[Requirement] Report the count of lines where the string "郑州财税金融职业学院" appears, and nothing else.

[Extracted records]
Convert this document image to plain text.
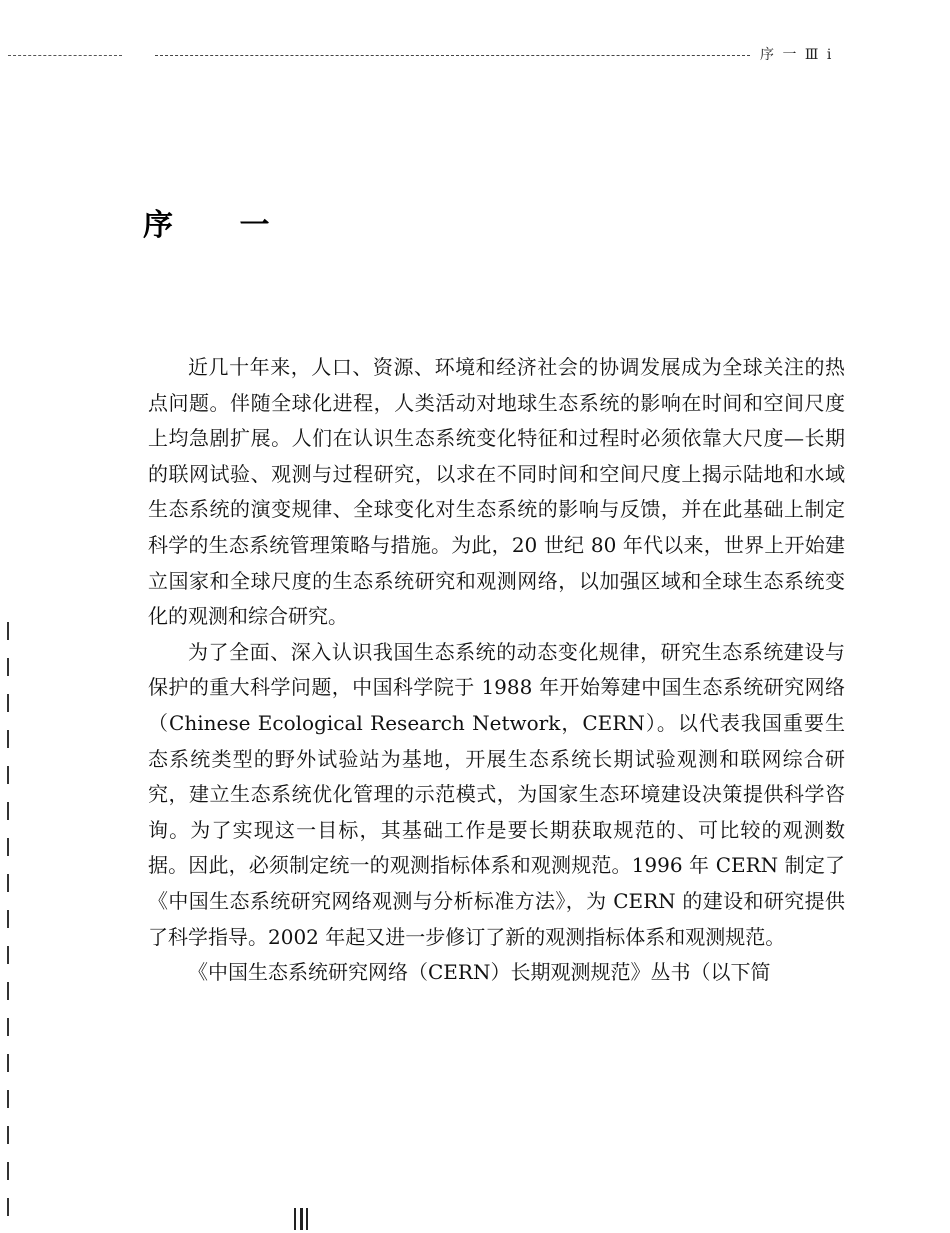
序 一 Ⅲ i
序 一

近几十年来，人口、资源、环境和经济社会的协调发展成为全球关注的热点问题。伴随全球化进程，人类活动对地球生态系统的影响在时间和空间尺度上均急剧扩展。人们在认识生态系统变化特征和过程时必须依靠大尺度—长期的联网试验、观测与过程研究，以求在不同时间和空间尺度上揭示陆地和水域生态系统的演变规律、全球变化对生态系统的影响与反馈，并在此基础上制定科学的生态系统管理策略与措施。为此，20 世纪 80 年代以来，世界上开始建立国家和全球尺度的生态系统研究和观测网络，以加强区域和全球生态系统变化的观测和综合研究。

为了全面、深入认识我国生态系统的动态变化规律，研究生态系统建设与保护的重大科学问题，中国科学院于 1988 年开始筹建中国生态系统研究网络（Chinese Ecological Research Network，CERN）。以代表我国重要生态系统类型的野外试验站为基地，开展生态系统长期试验观测和联网综合研究，建立生态系统优化管理的示范模式，为国家生态环境建设决策提供科学咨询。为了实现这一目标，其基础工作是要长期获取规范的、可比较的观测数据。因此，必须制定统一的观测指标体系和观测规范。1996 年 CERN 制定了《中国生态系统研究网络观测与分析标准方法》，为 CERN 的建设和研究提供了科学指导。2002 年起又进一步修订了新的观测指标体系和观测规范。

《中国生态系统研究网络（CERN）长期观测规范》丛书（以下简
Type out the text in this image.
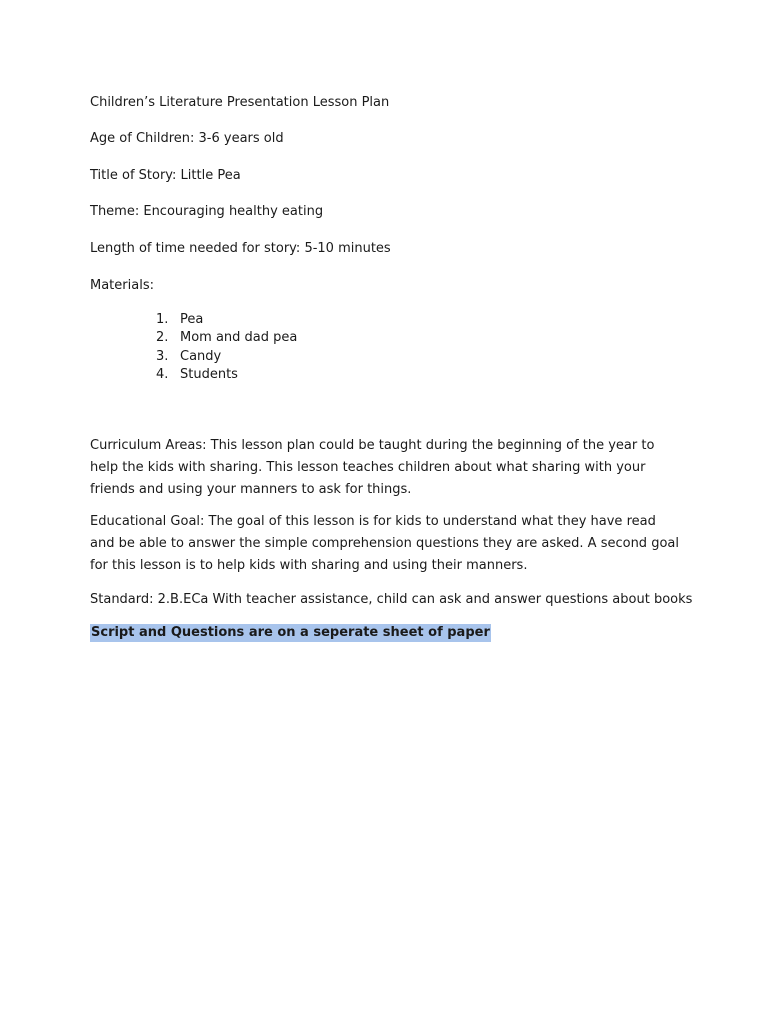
Children’s Literature Presentation Lesson Plan
Age of Children: 3-6 years old
Title of Story: Little Pea
Theme: Encouraging healthy eating
Length of time needed for story: 5-10 minutes
Materials:
1. Pea
2. Mom and dad pea
3. Candy
4. Students
Curriculum Areas: This lesson plan could be taught during the beginning of the year to help the kids with sharing. This lesson teaches children about what sharing with your friends and using your manners to ask for things.
Educational Goal: The goal of this lesson is for kids to understand what they have read and be able to answer the simple comprehension questions they are asked. A second goal for this lesson is to help kids with sharing and using their manners.
Standard: 2.B.ECa With teacher assistance, child can ask and answer questions about books
Script and Questions are on a seperate sheet of paper
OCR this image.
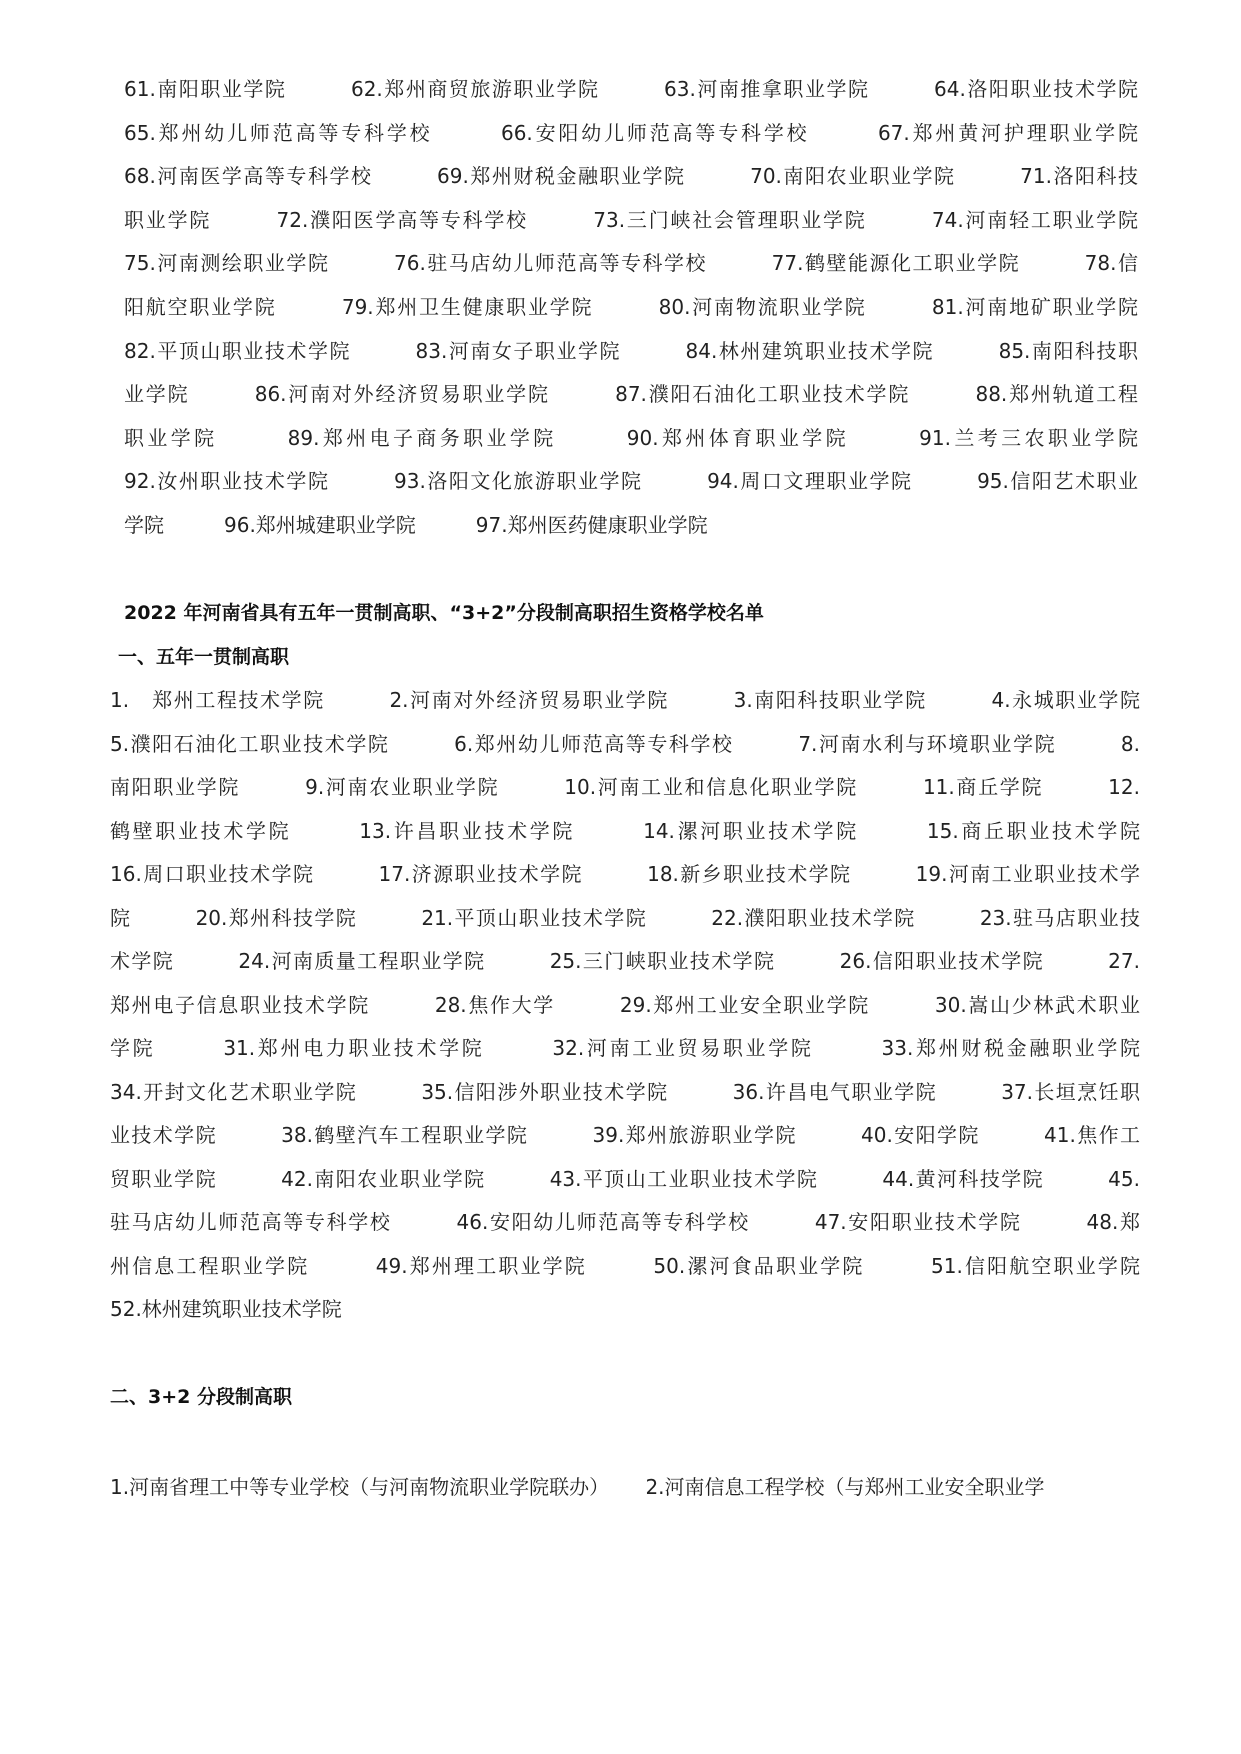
61.南阳职业学院　　　62.郑州商贸旅游职业学院　　　63.河南推拿职业学院　　　64.洛阳职业技术学院
65.郑州幼儿师范高等专科学校　　　66.安阳幼儿师范高等专科学校　　　67.郑州黄河护理职业学院
68.河南医学高等专科学校　　　69.郑州财税金融职业学院　　　70.南阳农业职业学院　　　71.洛阳科技
职业学院　　　72.濮阳医学高等专科学校　　　73.三门峡社会管理职业学院　　　74.河南轻工职业学院
75.河南测绘职业学院　　　76.驻马店幼儿师范高等专科学校　　　77.鹤壁能源化工职业学院　　　78.信
阳航空职业学院　　　79.郑州卫生健康职业学院　　　80.河南物流职业学院　　　81.河南地矿职业学院
82.平顶山职业技术学院　　　83.河南女子职业学院　　　84.林州建筑职业技术学院　　　85.南阳科技职
业学院　　　86.河南对外经济贸易职业学院　　　87.濮阳石油化工职业技术学院　　　88.郑州轨道工程
职业学院　　　89.郑州电子商务职业学院　　　90.郑州体育职业学院　　　91.兰考三农职业学院
92.汝州职业技术学院　　　93.洛阳文化旅游职业学院　　　94.周口文理职业学院　　　95.信阳艺术职业
学院　　　96.郑州城建职业学院　　　97.郑州医药健康职业学院
2022 年河南省具有五年一贯制高职、“3+2”分段制高职招生资格学校名单
一、五年一贯制高职
1.　郑州工程技术学院　　　2.河南对外经济贸易职业学院　　　3.南阳科技职业学院　　　4.永城职业学院
5.濮阳石油化工职业技术学院　　　6.郑州幼儿师范高等专科学校　　　7.河南水利与环境职业学院　　　8.
南阳职业学院　　　9.河南农业职业学院　　　10.河南工业和信息化职业学院　　　11.商丘学院　　　12.
鹤壁职业技术学院　　　13.许昌职业技术学院　　　14.漯河职业技术学院　　　15.商丘职业技术学院
16.周口职业技术学院　　　17.济源职业技术学院　　　18.新乡职业技术学院　　　19.河南工业职业技术学
院　　　20.郑州科技学院　　　21.平顶山职业技术学院　　　22.濮阳职业技术学院　　　23.驻马店职业技
术学院　　　24.河南质量工程职业学院　　　25.三门峡职业技术学院　　　26.信阳职业技术学院　　　27.
郑州电子信息职业技术学院　　　28.焦作大学　　　29.郑州工业安全职业学院　　　30.嵩山少林武术职业
学院　　　31.郑州电力职业技术学院　　　32.河南工业贸易职业学院　　　33.郑州财税金融职业学院
34.开封文化艺术职业学院　　　35.信阳涉外职业技术学院　　　36.许昌电气职业学院　　　37.长垣烹饪职
业技术学院　　　38.鹤壁汽车工程职业学院　　　39.郑州旅游职业学院　　　40.安阳学院　　　41.焦作工
贸职业学院　　　42.南阳农业职业学院　　　43.平顶山工业职业技术学院　　　44.黄河科技学院　　　45.
驻马店幼儿师范高等专科学校　　　46.安阳幼儿师范高等专科学校　　　47.安阳职业技术学院　　　48.郑
州信息工程职业学院　　　49.郑州理工职业学院　　　50.漯河食品职业学院　　　51.信阳航空职业学院
52.林州建筑职业技术学院
二、3+2 分段制高职
1.河南省理工中等专业学校（与河南物流职业学院联办）　　 2.河南信息工程学校（与郑州工业安全职业学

[Answer to the task] 2